_A run of records_:
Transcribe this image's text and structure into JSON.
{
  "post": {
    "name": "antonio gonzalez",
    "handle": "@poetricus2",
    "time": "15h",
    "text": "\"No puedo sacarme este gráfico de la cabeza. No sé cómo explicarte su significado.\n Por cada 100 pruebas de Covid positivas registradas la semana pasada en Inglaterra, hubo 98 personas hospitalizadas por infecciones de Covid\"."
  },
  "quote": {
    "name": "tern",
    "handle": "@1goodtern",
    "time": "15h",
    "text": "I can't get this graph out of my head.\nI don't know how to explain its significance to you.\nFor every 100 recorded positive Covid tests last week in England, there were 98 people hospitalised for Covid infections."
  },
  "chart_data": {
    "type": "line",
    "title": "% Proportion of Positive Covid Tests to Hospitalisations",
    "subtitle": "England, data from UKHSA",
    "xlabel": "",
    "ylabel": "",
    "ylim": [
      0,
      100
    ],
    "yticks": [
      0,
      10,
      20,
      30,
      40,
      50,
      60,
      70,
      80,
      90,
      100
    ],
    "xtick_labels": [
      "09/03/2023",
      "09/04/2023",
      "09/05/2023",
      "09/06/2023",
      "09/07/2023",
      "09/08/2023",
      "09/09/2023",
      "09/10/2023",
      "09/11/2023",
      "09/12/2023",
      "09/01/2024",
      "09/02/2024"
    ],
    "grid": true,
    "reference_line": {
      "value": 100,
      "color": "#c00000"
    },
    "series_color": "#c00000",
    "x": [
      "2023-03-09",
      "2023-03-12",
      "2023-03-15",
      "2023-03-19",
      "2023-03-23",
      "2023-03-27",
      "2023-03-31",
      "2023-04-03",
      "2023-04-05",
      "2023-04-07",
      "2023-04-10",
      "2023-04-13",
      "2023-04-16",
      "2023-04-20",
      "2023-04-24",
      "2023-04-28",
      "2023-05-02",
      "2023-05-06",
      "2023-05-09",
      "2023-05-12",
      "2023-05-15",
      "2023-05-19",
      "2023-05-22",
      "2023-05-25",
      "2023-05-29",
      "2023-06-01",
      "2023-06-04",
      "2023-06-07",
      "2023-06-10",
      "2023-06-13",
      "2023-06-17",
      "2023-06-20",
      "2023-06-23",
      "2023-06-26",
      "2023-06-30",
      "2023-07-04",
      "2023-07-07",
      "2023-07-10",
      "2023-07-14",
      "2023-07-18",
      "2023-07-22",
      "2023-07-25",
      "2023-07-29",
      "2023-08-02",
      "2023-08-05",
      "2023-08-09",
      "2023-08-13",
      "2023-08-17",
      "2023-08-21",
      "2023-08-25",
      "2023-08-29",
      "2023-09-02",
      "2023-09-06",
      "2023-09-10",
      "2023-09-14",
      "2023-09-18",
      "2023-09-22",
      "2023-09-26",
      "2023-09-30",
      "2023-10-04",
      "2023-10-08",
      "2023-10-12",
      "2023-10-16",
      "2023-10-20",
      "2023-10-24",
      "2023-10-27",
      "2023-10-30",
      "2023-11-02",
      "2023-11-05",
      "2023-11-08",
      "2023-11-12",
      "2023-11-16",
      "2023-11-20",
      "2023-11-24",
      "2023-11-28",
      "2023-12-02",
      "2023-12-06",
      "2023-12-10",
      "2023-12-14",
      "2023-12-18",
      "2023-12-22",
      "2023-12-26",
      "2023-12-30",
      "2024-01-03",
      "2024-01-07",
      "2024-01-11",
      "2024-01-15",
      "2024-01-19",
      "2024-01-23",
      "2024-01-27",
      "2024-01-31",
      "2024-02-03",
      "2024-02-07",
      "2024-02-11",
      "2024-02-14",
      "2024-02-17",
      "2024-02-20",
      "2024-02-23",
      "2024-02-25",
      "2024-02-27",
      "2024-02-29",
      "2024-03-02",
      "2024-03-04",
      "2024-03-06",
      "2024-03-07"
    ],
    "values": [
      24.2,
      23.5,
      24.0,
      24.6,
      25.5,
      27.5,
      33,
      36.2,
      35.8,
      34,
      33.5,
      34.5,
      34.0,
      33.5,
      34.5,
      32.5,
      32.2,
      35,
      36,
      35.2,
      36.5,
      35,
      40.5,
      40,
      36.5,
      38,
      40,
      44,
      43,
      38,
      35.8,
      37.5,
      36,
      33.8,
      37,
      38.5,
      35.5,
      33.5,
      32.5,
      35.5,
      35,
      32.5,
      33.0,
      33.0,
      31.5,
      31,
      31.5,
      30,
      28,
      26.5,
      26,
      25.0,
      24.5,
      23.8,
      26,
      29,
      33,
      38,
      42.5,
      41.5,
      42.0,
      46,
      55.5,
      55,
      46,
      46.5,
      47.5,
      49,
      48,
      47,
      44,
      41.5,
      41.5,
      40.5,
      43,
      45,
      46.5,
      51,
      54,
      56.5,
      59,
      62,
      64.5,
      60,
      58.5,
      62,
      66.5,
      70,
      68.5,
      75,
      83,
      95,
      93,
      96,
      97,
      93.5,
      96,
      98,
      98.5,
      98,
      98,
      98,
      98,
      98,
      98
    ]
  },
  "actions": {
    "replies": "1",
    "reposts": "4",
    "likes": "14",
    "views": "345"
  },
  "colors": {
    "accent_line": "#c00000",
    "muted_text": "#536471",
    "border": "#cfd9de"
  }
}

_Set problem_:
Repeat the data exactly. Leave nothing out.

_Output for this task_:
Transcribe this image's text and structure into JSON.
{
  "post": {
    "name": "antonio gonzalez",
    "handle": "@poetricus2",
    "time": "15h",
    "text": "\"No puedo sacarme este gráfico de la cabeza. No sé cómo explicarte su significado.\n Por cada 100 pruebas de Covid positivas registradas la semana pasada en Inglaterra, hubo 98 personas hospitalizadas por infecciones de Covid\"."
  },
  "quote": {
    "name": "tern",
    "handle": "@1goodtern",
    "time": "15h",
    "text": "I can't get this graph out of my head.\nI don't know how to explain its significance to you.\nFor every 100 recorded positive Covid tests last week in England, there were 98 people hospitalised for Covid infections."
  },
  "chart_data": {
    "type": "line",
    "title": "% Proportion of Positive Covid Tests to Hospitalisations",
    "subtitle": "England, data from UKHSA",
    "xlabel": "",
    "ylabel": "",
    "ylim": [
      0,
      100
    ],
    "yticks": [
      0,
      10,
      20,
      30,
      40,
      50,
      60,
      70,
      80,
      90,
      100
    ],
    "xtick_labels": [
      "09/03/2023",
      "09/04/2023",
      "09/05/2023",
      "09/06/2023",
      "09/07/2023",
      "09/08/2023",
      "09/09/2023",
      "09/10/2023",
      "09/11/2023",
      "09/12/2023",
      "09/01/2024",
      "09/02/2024"
    ],
    "grid": true,
    "reference_line": {
      "value": 100,
      "color": "#c00000"
    },
    "series_color": "#c00000",
    "x": [
      "2023-03-09",
      "2023-03-12",
      "2023-03-15",
      "2023-03-19",
      "2023-03-23",
      "2023-03-27",
      "2023-03-31",
      "2023-04-03",
      "2023-04-05",
      "2023-04-07",
      "2023-04-10",
      "2023-04-13",
      "2023-04-16",
      "2023-04-20",
      "2023-04-24",
      "2023-04-28",
      "2023-05-02",
      "2023-05-06",
      "2023-05-09",
      "2023-05-12",
      "2023-05-15",
      "2023-05-19",
      "2023-05-22",
      "2023-05-25",
      "2023-05-29",
      "2023-06-01",
      "2023-06-04",
      "2023-06-07",
      "2023-06-10",
      "2023-06-13",
      "2023-06-17",
      "2023-06-20",
      "2023-06-23",
      "2023-06-26",
      "2023-06-30",
      "2023-07-04",
      "2023-07-07",
      "2023-07-10",
      "2023-07-14",
      "2023-07-18",
      "2023-07-22",
      "2023-07-25",
      "2023-07-29",
      "2023-08-02",
      "2023-08-05",
      "2023-08-09",
      "2023-08-13",
      "2023-08-17",
      "2023-08-21",
      "2023-08-25",
      "2023-08-29",
      "2023-09-02",
      "2023-09-06",
      "2023-09-10",
      "2023-09-14",
      "2023-09-18",
      "2023-09-22",
      "2023-09-26",
      "2023-09-30",
      "2023-10-04",
      "2023-10-08",
      "2023-10-12",
      "2023-10-16",
      "2023-10-20",
      "2023-10-24",
      "2023-10-27",
      "2023-10-30",
      "2023-11-02",
      "2023-11-05",
      "2023-11-08",
      "2023-11-12",
      "2023-11-16",
      "2023-11-20",
      "2023-11-24",
      "2023-11-28",
      "2023-12-02",
      "2023-12-06",
      "2023-12-10",
      "2023-12-14",
      "2023-12-18",
      "2023-12-22",
      "2023-12-26",
      "2023-12-30",
      "2024-01-03",
      "2024-01-07",
      "2024-01-11",
      "2024-01-15",
      "2024-01-19",
      "2024-01-23",
      "2024-01-27",
      "2024-01-31",
      "2024-02-03",
      "2024-02-07",
      "2024-02-11",
      "2024-02-14",
      "2024-02-17",
      "2024-02-20",
      "2024-02-23",
      "2024-02-25",
      "2024-02-27",
      "2024-02-29",
      "2024-03-02",
      "2024-03-04",
      "2024-03-06",
      "2024-03-07"
    ],
    "values": [
      24.2,
      23.5,
      24.0,
      24.6,
      25.5,
      27.5,
      33,
      36.2,
      35.8,
      34,
      33.5,
      34.5,
      34.0,
      33.5,
      34.5,
      32.5,
      32.2,
      35,
      36,
      35.2,
      36.5,
      35,
      40.5,
      40,
      36.5,
      38,
      40,
      44,
      43,
      38,
      35.8,
      37.5,
      36,
      33.8,
      37,
      38.5,
      35.5,
      33.5,
      32.5,
      35.5,
      35,
      32.5,
      33.0,
      33.0,
      31.5,
      31,
      31.5,
      30,
      28,
      26.5,
      26,
      25.0,
      24.5,
      23.8,
      26,
      29,
      33,
      38,
      42.5,
      41.5,
      42.0,
      46,
      55.5,
      55,
      46,
      46.5,
      47.5,
      49,
      48,
      47,
      44,
      41.5,
      41.5,
      40.5,
      43,
      45,
      46.5,
      51,
      54,
      56.5,
      59,
      62,
      64.5,
      60,
      58.5,
      62,
      66.5,
      70,
      68.5,
      75,
      83,
      95,
      93,
      96,
      97,
      93.5,
      96,
      98,
      98.5,
      98,
      98,
      98,
      98,
      98,
      98
    ]
  },
  "actions": {
    "replies": "1",
    "reposts": "4",
    "likes": "14",
    "views": "345"
  },
  "colors": {
    "accent_line": "#c00000",
    "muted_text": "#536471",
    "border": "#cfd9de"
  }
}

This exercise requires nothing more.